WHAT IS REQUIRED> Copy every record word for word.

DATA RECORDS>
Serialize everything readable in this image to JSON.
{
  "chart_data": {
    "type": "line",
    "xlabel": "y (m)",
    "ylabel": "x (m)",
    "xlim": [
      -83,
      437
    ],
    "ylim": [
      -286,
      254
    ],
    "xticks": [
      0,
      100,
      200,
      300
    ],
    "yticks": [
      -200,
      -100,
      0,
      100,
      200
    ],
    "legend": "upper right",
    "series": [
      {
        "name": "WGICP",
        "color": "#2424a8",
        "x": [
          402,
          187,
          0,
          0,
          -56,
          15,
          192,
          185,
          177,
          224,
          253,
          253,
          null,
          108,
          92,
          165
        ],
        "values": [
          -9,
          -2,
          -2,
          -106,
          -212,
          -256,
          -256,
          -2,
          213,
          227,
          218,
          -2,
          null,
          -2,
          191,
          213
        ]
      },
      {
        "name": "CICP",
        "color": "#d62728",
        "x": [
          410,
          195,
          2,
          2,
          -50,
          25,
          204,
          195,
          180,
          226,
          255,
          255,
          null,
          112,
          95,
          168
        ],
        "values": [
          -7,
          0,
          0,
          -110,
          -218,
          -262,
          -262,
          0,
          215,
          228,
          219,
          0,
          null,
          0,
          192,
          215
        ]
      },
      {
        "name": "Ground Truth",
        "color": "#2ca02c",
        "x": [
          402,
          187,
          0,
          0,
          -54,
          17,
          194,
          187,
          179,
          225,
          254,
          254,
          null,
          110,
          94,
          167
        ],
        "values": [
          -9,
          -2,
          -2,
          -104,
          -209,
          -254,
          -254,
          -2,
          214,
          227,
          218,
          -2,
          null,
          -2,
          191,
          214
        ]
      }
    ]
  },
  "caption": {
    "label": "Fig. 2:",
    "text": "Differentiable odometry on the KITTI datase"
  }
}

EXERCISE ANSWER>
Serialize everything readable in this image to JSON.
{
  "chart_data": {
    "type": "line",
    "xlabel": "y (m)",
    "ylabel": "x (m)",
    "xlim": [
      -83,
      437
    ],
    "ylim": [
      -286,
      254
    ],
    "xticks": [
      0,
      100,
      200,
      300
    ],
    "yticks": [
      -200,
      -100,
      0,
      100,
      200
    ],
    "legend": "upper right",
    "series": [
      {
        "name": "WGICP",
        "color": "#2424a8",
        "x": [
          402,
          187,
          0,
          0,
          -56,
          15,
          192,
          185,
          177,
          224,
          253,
          253,
          null,
          108,
          92,
          165
        ],
        "values": [
          -9,
          -2,
          -2,
          -106,
          -212,
          -256,
          -256,
          -2,
          213,
          227,
          218,
          -2,
          null,
          -2,
          191,
          213
        ]
      },
      {
        "name": "CICP",
        "color": "#d62728",
        "x": [
          410,
          195,
          2,
          2,
          -50,
          25,
          204,
          195,
          180,
          226,
          255,
          255,
          null,
          112,
          95,
          168
        ],
        "values": [
          -7,
          0,
          0,
          -110,
          -218,
          -262,
          -262,
          0,
          215,
          228,
          219,
          0,
          null,
          0,
          192,
          215
        ]
      },
      {
        "name": "Ground Truth",
        "color": "#2ca02c",
        "x": [
          402,
          187,
          0,
          0,
          -54,
          17,
          194,
          187,
          179,
          225,
          254,
          254,
          null,
          110,
          94,
          167
        ],
        "values": [
          -9,
          -2,
          -2,
          -104,
          -209,
          -254,
          -254,
          -2,
          214,
          227,
          218,
          -2,
          null,
          -2,
          191,
          214
        ]
      }
    ]
  },
  "caption": {
    "label": "Fig. 2:",
    "text": "Differentiable odometry on the KITTI datase"
  }
}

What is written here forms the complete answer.